===== Given passage

South African and ANC relations with the Saudi royal house grew apace during the 1990s. Nelson Mandela travelled to Saudi Arabia as early as 1992 to secure backing for the ANC. In 1994, by then president, he was back for a two-week holiday and to cement diplomatic relations.
In 1995 then-defence minister Joe Modise was there to discuss "military co-operation" and in December 1996 then-deputy president Thabo Mbeki beat the same trail, announcing after meetings with Defence Minister Prince Sultan bin Abdelaziz and Crown Prince Abdullah bin Abdelaziz that the Saudis were interested in South african arms.
In September 1997 Prince Sultan visited South Africa for talks with Mandela, Mbeki and Modise. Simultaneously, news leaked of the multi-billion rand deal in which Denel missiles and G-6 cannon would be exchanged for Saudi oil. Government and Denel claimed the publicity wrecked the deal, but the poor state of the Saudi fiscus and royal power struggles are more likely explanations. Recent confirmation that South Africa paid R100-million commission upfront three years ago underscores the urgency to get the deal back on track.

==========
===== Stored data

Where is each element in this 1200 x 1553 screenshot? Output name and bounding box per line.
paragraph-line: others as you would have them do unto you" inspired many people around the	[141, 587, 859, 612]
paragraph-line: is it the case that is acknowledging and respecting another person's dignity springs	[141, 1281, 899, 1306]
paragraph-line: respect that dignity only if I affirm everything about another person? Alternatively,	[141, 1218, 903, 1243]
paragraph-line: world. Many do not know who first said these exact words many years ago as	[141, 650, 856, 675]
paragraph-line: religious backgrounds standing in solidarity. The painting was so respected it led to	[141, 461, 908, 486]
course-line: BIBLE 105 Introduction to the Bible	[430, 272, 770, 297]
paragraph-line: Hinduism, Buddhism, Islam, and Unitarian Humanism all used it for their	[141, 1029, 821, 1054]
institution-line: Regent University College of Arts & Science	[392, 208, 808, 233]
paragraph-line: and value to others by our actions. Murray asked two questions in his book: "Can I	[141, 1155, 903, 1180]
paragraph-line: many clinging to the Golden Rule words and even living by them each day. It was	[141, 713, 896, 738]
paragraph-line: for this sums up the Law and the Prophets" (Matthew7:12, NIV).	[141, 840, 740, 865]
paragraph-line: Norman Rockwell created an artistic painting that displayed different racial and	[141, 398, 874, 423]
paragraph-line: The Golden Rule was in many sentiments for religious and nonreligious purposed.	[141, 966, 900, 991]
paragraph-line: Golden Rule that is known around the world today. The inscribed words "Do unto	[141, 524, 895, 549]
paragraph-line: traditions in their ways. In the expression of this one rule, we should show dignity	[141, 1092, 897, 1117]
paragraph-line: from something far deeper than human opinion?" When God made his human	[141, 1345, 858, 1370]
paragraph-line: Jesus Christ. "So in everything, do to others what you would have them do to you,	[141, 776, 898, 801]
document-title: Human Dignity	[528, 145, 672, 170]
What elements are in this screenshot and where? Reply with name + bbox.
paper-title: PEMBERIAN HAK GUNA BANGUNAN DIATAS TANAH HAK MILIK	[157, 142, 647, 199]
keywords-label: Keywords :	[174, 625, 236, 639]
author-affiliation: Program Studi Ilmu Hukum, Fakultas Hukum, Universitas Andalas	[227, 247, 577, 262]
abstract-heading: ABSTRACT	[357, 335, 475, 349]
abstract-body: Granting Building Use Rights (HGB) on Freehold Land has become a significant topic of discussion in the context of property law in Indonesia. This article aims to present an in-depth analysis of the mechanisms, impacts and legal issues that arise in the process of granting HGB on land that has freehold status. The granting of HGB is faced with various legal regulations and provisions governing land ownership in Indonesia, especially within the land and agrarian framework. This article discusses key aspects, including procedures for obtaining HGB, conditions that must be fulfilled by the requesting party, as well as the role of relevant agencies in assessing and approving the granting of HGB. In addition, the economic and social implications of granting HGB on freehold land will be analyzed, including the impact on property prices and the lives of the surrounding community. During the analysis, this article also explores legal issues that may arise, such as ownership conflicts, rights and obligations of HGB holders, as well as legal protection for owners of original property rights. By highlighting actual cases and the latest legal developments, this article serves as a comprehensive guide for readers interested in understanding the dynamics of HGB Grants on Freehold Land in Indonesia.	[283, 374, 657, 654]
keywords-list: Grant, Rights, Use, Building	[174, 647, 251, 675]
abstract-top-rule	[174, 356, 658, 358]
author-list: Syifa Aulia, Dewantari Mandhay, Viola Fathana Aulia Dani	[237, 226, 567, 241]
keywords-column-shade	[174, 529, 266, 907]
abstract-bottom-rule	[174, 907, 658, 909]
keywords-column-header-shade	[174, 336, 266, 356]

==========

▸ Work to complete
Copy the passage on South Africa's ties with the Saudi royal house, starting at "South African and" and ending at "South african arms.", and swap "two-week holiday" for "two-week visit".

▸ Reply to the task
South African and ANC relations with the Saudi royal house grew apace during the 1990s. Nelson Mandela travelled to Saudi Arabia as early as 1992 to secure backing for the ANC. In 1994, by then president, he was back for a two-week visit and to cement diplomatic relations.
In 1995 then-defence minister Joe Modise was there to discuss "military co-operation" and in December 1996 then-deputy president Thabo Mbeki beat the same trail, announcing after meetings with Defence Minister Prince Sultan bin Abdelaziz and Crown Prince Abdullah bin Abdelaziz that the Saudis were interested in South african arms.